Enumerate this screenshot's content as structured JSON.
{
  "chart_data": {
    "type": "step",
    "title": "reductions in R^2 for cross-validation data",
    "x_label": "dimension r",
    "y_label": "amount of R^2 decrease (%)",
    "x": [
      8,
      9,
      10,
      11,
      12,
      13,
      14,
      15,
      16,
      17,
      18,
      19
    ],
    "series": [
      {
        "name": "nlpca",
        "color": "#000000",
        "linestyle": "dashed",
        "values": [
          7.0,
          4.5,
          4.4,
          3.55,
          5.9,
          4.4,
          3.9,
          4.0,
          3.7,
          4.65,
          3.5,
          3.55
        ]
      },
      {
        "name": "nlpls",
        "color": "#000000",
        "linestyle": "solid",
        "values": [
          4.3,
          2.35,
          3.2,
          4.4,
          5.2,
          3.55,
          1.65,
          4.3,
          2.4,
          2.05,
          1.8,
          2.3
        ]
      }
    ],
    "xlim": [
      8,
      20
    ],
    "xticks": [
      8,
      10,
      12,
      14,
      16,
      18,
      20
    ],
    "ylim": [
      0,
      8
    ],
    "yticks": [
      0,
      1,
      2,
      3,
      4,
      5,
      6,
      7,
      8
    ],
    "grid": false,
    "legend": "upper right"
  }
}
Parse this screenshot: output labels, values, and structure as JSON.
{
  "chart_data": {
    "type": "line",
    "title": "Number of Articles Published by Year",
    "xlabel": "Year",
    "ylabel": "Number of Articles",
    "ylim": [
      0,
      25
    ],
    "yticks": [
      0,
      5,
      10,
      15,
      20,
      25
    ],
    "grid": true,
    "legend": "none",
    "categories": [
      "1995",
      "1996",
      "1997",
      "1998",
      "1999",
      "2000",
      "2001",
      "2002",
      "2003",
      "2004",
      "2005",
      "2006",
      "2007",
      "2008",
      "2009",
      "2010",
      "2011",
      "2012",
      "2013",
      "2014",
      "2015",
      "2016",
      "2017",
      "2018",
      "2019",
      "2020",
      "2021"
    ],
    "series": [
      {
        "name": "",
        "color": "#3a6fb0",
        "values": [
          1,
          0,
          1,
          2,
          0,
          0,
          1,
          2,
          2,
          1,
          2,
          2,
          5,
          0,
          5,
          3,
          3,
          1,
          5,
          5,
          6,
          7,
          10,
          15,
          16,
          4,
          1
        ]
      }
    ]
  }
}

---

Copy down the whole of the data above, matching it exactly.

ANSWER TO THE PROBLEM:
Enumerate this screenshot's content as structured JSON.
{
  "chart_data": {
    "type": "step",
    "title": "reductions in R^2 for cross-validation data",
    "x_label": "dimension r",
    "y_label": "amount of R^2 decrease (%)",
    "x": [
      8,
      9,
      10,
      11,
      12,
      13,
      14,
      15,
      16,
      17,
      18,
      19
    ],
    "series": [
      {
        "name": "nlpca",
        "color": "#000000",
        "linestyle": "dashed",
        "values": [
          7.0,
          4.5,
          4.4,
          3.55,
          5.9,
          4.4,
          3.9,
          4.0,
          3.7,
          4.65,
          3.5,
          3.55
        ]
      },
      {
        "name": "nlpls",
        "color": "#000000",
        "linestyle": "solid",
        "values": [
          4.3,
          2.35,
          3.2,
          4.4,
          5.2,
          3.55,
          1.65,
          4.3,
          2.4,
          2.05,
          1.8,
          2.3
        ]
      }
    ],
    "xlim": [
      8,
      20
    ],
    "xticks": [
      8,
      10,
      12,
      14,
      16,
      18,
      20
    ],
    "ylim": [
      0,
      8
    ],
    "yticks": [
      0,
      1,
      2,
      3,
      4,
      5,
      6,
      7,
      8
    ],
    "grid": false,
    "legend": "upper right"
  }
}
Parse this screenshot: output labels, values, and structure as JSON.
{
  "chart_data": {
    "type": "line",
    "title": "Number of Articles Published by Year",
    "xlabel": "Year",
    "ylabel": "Number of Articles",
    "ylim": [
      0,
      25
    ],
    "yticks": [
      0,
      5,
      10,
      15,
      20,
      25
    ],
    "grid": true,
    "legend": "none",
    "categories": [
      "1995",
      "1996",
      "1997",
      "1998",
      "1999",
      "2000",
      "2001",
      "2002",
      "2003",
      "2004",
      "2005",
      "2006",
      "2007",
      "2008",
      "2009",
      "2010",
      "2011",
      "2012",
      "2013",
      "2014",
      "2015",
      "2016",
      "2017",
      "2018",
      "2019",
      "2020",
      "2021"
    ],
    "series": [
      {
        "name": "",
        "color": "#3a6fb0",
        "values": [
          1,
          0,
          1,
          2,
          0,
          0,
          1,
          2,
          2,
          1,
          2,
          2,
          5,
          0,
          5,
          3,
          3,
          1,
          5,
          5,
          6,
          7,
          10,
          15,
          16,
          4,
          1
        ]
      }
    ]
  }
}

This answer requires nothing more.